[WHAT TO DO]
Answer these questions from the post on praising God:
1. Which study led the writer to think much about praising God?
2. Which book did the writer choose, and who wrote it?
3. How does the writer describe their own personality?

My Prasso study lead me to give much thought to praising God. I have made a habit of thanking God and incorporating worship time into my prayer time, but then I was asking for something. I was challenged and convicted to spend less time of the requests, and more time on praise. It is often discouraging when we don't see immediate answers to our prayers, and I was actually looking for a better way.
This is another new lesson, another step of faith. I know that God is capable of changing lives ad circumstances, but will he forget if I stop asking Him continually? Of course not! So I am challenged to go out on a limb and stop asking (or at least slow it down a bit.) This is scary, but I believe that God is showing me that He needs to be first in my life, and just because I am praying and reading, doesn't prove my motives. Of course, He already knows my motives. God has been SO faithful to move me along, somewhat gently, in how He wants me to grow and learn in my faith. It is SO exciting!
I chose The Prayer that Changes Everything: The Hidden Power of Praising God, by Stormie Omartian. I have always found her books to be straightforward and easy to read. So far, this book has reached out and taken me by the throat! I am learning that God wants me to simply love and praise Him. To trust Him with my life. This means letting go of my worry and anxiety over my circumstances, and spending precious time just adoring my Savior. For anyone who knows my personality, they know that I am action oriented. I want to DO something to change my circumstances, not just wait! I can't just pray this magic combination, and have the locks come off of someone's heart. I can actually hear Charity laughing as she reads this. She is saying, "This is what I have been telling her for weeks, and NOW she gets it!" Thanks Charity, I am just a slow learner, I catch on slowly. (remember the cartoon before "The War of the Roses" that I started laughing about halfway through the movie, yeah, well some things haven't changed!)

[GIVEN MATERIAL]
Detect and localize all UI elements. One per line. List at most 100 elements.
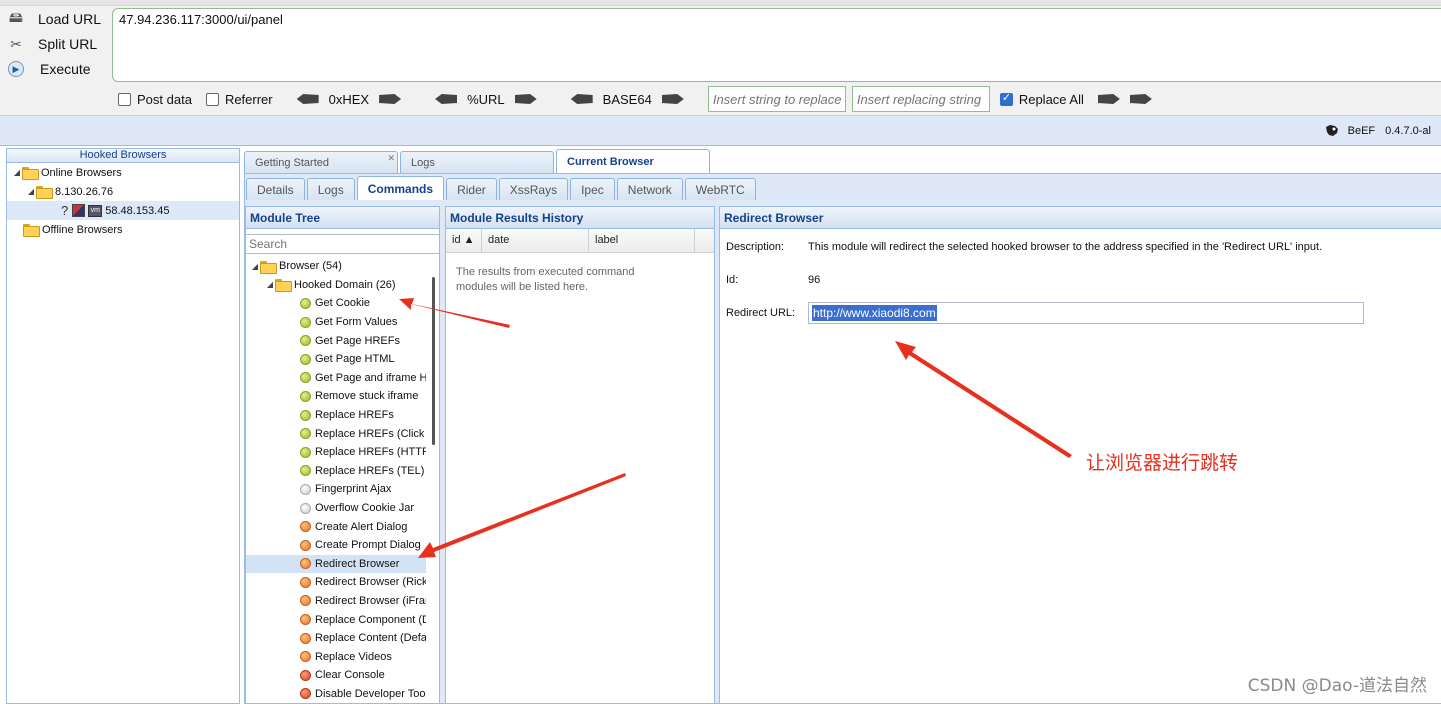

[REPLY TO THE TASK]
1. The writer's Prasso study.
2. The Prayer that Changes Everything: The Hidden Power of Praising God, by Stormie Omartian.
3. As action oriented.